Job: Extract the listing below in full, unchanged.

(Collected data entries)
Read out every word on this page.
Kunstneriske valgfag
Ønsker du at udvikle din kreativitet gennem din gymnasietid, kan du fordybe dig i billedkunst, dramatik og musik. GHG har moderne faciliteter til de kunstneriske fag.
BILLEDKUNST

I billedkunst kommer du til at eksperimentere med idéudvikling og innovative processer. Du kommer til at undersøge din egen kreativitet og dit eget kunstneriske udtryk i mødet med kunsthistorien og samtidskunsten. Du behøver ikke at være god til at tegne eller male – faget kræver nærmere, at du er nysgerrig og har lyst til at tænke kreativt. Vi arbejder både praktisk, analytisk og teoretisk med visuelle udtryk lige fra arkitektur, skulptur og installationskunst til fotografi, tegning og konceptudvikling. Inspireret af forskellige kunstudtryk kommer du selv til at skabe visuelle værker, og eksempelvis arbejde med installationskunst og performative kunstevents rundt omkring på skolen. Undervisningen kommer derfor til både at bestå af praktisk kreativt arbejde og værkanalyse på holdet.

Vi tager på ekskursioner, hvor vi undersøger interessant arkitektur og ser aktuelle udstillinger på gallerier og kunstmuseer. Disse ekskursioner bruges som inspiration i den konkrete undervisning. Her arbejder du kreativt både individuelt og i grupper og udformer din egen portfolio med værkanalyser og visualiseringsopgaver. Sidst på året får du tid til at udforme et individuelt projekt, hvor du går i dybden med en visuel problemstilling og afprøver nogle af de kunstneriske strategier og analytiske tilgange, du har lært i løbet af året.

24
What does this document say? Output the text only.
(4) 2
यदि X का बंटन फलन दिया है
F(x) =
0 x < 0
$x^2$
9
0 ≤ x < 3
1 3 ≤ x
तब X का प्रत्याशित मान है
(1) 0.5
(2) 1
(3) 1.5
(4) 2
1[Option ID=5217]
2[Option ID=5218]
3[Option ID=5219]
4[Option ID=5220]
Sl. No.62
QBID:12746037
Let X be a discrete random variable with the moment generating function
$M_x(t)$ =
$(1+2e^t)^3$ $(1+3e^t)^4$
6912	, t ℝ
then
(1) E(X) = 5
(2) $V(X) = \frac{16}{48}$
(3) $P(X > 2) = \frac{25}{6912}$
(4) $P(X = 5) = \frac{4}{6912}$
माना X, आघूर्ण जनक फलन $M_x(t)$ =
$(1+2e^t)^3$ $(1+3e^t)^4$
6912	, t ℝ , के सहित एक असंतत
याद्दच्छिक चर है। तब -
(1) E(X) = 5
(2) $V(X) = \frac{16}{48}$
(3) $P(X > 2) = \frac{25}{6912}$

Response to the exercise:
Read out every word on this page.
Kunstneriske valgfag
Ønsker du at udvikle din kreativitet gennem din gymnasietid, kan du fordybe dig i billedkunst, dramatik og musik. GHG har moderne faciliteter til de kunstneriske fag.
BILLEDKUNST

I billedkunst kommer du til at eksperimentere med idéudvikling og innovative processer. Du kommer til at undersøge din egen kreativitet og dit eget kunstneriske udtryk i mødet med kunsthistorien og samtidskunsten. Du behøver ikke at være god til at tegne eller male – faget kræver nærmere, at du er nysgerrig og har lyst til at tænke kreativt. Vi arbejder både praktisk, analytisk og teoretisk med visuelle udtryk lige fra arkitektur, skulptur og installationskunst til fotografi, tegning og konceptudvikling. Inspireret af forskellige kunstudtryk kommer du selv til at skabe visuelle værker, og eksempelvis arbejde med installationskunst og performative kunstevents rundt omkring på skolen. Undervisningen kommer derfor til både at bestå af praktisk kreativt arbejde og værkanalyse på holdet.

Vi tager på ekskursioner, hvor vi undersøger interessant arkitektur og ser aktuelle udstillinger på gallerier og kunstmuseer. Disse ekskursioner bruges som inspiration i den konkrete undervisning. Her arbejder du kreativt både individuelt og i grupper og udformer din egen portfolio med værkanalyser og visualiseringsopgaver. Sidst på året får du tid til at udforme et individuelt projekt, hvor du går i dybden med en visuel problemstilling og afprøver nogle af de kunstneriske strategier og analytiske tilgange, du har lært i løbet af året.

24
What does this document say? Output the text only.
(4) 2
यदि X का बंटन फलन दिया है
F(x) =
0 x < 0
$x^2$
9
0 ≤ x < 3
1 3 ≤ x
तब X का प्रत्याशित मान है
(1) 0.5
(2) 1
(3) 1.5
(4) 2
1[Option ID=5217]
2[Option ID=5218]
3[Option ID=5219]
4[Option ID=5220]
Sl. No.62
QBID:12746037
Let X be a discrete random variable with the moment generating function
$M_x(t)$ =
$(1+2e^t)^3$ $(1+3e^t)^4$
6912	, t ℝ
then
(1) E(X) = 5
(2) $V(X) = \frac{16}{48}$
(3) $P(X > 2) = \frac{25}{6912}$
(4) $P(X = 5) = \frac{4}{6912}$
माना X, आघूर्ण जनक फलन $M_x(t)$ =
$(1+2e^t)^3$ $(1+3e^t)^4$
6912	, t ℝ , के सहित एक असंतत
याद्दच्छिक चर है। तब -
(1) E(X) = 5
(2) $V(X) = \frac{16}{48}$
(3) $P(X > 2) = \frac{25}{6912}$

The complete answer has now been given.